**Dataset extract:**
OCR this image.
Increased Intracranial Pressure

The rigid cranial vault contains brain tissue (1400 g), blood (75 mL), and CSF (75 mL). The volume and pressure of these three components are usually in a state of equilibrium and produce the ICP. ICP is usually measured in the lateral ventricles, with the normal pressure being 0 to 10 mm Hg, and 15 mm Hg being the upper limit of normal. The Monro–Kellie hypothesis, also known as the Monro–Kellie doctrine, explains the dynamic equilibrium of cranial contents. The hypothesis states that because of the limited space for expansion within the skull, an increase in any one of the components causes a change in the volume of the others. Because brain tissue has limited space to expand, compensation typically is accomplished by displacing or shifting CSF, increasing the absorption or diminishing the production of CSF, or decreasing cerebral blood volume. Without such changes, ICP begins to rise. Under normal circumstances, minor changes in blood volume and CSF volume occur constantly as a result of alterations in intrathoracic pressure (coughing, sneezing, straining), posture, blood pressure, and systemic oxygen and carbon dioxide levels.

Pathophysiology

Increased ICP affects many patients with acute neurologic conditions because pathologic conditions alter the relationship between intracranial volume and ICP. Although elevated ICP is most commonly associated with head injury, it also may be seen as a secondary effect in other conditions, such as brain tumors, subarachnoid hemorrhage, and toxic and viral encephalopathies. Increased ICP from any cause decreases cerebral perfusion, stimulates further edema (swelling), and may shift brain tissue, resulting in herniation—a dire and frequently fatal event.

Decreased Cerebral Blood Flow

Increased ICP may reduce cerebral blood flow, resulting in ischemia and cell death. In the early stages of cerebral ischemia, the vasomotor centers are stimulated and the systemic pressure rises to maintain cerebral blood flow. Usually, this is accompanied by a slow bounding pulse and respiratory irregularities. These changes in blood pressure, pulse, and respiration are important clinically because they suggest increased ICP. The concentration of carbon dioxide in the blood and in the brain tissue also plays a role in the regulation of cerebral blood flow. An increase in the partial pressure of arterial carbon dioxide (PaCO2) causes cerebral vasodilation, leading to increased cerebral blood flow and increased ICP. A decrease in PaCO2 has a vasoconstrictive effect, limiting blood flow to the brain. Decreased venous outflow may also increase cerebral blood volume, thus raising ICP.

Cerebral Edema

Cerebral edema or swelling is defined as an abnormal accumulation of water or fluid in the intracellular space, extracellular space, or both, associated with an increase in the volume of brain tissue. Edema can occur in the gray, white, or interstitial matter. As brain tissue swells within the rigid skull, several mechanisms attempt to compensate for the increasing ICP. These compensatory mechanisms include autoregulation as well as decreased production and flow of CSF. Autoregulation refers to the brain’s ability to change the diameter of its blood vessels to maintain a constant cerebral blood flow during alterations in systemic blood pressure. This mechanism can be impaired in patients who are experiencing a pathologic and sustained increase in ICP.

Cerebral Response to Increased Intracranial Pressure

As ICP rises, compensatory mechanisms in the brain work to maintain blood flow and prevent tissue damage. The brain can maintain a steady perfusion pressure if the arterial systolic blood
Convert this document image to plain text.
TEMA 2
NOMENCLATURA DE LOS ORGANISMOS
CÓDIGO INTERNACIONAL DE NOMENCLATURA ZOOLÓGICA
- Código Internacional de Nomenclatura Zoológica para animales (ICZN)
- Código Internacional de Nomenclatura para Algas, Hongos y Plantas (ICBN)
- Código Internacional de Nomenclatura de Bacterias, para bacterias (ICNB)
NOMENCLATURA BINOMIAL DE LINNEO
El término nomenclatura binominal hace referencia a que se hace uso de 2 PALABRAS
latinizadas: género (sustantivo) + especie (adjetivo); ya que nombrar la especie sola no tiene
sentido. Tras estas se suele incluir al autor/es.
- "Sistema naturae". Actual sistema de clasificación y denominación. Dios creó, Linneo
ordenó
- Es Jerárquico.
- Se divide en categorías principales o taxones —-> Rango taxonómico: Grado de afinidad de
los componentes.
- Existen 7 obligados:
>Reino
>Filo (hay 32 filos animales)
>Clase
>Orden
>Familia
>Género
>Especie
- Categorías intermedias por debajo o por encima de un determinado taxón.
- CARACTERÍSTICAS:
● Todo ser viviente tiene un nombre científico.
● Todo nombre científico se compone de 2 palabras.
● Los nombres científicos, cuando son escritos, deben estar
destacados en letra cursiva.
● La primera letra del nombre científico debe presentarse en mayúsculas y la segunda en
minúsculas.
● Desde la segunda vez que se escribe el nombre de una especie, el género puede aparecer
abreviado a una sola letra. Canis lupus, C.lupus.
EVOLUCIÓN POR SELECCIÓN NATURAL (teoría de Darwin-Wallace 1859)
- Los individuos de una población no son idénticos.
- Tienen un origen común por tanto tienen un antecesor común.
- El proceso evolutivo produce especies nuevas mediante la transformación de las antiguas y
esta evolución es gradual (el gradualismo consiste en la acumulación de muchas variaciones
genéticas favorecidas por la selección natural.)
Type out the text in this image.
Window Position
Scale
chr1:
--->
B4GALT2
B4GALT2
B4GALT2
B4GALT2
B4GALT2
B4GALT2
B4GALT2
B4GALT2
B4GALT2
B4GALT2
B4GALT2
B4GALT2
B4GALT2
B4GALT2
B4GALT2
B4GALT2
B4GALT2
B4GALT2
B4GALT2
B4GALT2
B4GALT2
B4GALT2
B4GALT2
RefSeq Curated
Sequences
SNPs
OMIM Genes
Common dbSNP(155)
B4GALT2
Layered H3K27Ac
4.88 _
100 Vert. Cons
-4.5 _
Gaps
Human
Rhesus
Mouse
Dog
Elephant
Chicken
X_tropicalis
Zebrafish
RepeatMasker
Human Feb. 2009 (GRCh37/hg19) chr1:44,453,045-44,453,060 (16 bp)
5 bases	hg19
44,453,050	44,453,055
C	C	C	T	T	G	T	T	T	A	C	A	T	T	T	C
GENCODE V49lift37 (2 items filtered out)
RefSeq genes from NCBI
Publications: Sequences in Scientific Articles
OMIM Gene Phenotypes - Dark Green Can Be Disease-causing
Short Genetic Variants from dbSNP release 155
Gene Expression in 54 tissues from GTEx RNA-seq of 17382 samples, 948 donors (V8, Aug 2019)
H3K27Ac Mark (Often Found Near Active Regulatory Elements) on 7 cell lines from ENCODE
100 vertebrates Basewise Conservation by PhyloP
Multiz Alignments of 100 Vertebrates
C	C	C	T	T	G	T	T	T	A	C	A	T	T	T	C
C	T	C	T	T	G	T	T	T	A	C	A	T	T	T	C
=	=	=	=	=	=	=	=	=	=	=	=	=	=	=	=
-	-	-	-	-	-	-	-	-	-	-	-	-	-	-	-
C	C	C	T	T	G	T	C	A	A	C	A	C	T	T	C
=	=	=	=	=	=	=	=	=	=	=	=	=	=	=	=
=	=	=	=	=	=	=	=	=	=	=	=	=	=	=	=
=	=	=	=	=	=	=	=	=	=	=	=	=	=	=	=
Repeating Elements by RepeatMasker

**Exercise prompt:** Copy over exactly the lines above from the one with "Type out the text in this image." to the last, both included, and no others.

**Task answer:**
Type out the text in this image.
Window Position
Scale
chr1:
--->
B4GALT2
B4GALT2
B4GALT2
B4GALT2
B4GALT2
B4GALT2
B4GALT2
B4GALT2
B4GALT2
B4GALT2
B4GALT2
B4GALT2
B4GALT2
B4GALT2
B4GALT2
B4GALT2
B4GALT2
B4GALT2
B4GALT2
B4GALT2
B4GALT2
B4GALT2
B4GALT2
RefSeq Curated
Sequences
SNPs
OMIM Genes
Common dbSNP(155)
B4GALT2
Layered H3K27Ac
4.88 _
100 Vert. Cons
-4.5 _
Gaps
Human
Rhesus
Mouse
Dog
Elephant
Chicken
X_tropicalis
Zebrafish
RepeatMasker
Human Feb. 2009 (GRCh37/hg19) chr1:44,453,045-44,453,060 (16 bp)
5 bases	hg19
44,453,050	44,453,055
C	C	C	T	T	G	T	T	T	A	C	A	T	T	T	C
GENCODE V49lift37 (2 items filtered out)
RefSeq genes from NCBI
Publications: Sequences in Scientific Articles
OMIM Gene Phenotypes - Dark Green Can Be Disease-causing
Short Genetic Variants from dbSNP release 155
Gene Expression in 54 tissues from GTEx RNA-seq of 17382 samples, 948 donors (V8, Aug 2019)
H3K27Ac Mark (Often Found Near Active Regulatory Elements) on 7 cell lines from ENCODE
100 vertebrates Basewise Conservation by PhyloP
Multiz Alignments of 100 Vertebrates
C	C	C	T	T	G	T	T	T	A	C	A	T	T	T	C
C	T	C	T	T	G	T	T	T	A	C	A	T	T	T	C
=	=	=	=	=	=	=	=	=	=	=	=	=	=	=	=
-	-	-	-	-	-	-	-	-	-	-	-	-	-	-	-
C	C	C	T	T	G	T	C	A	A	C	A	C	T	T	C
=	=	=	=	=	=	=	=	=	=	=	=	=	=	=	=
=	=	=	=	=	=	=	=	=	=	=	=	=	=	=	=
=	=	=	=	=	=	=	=	=	=	=	=	=	=	=	=
Repeating Elements by RepeatMasker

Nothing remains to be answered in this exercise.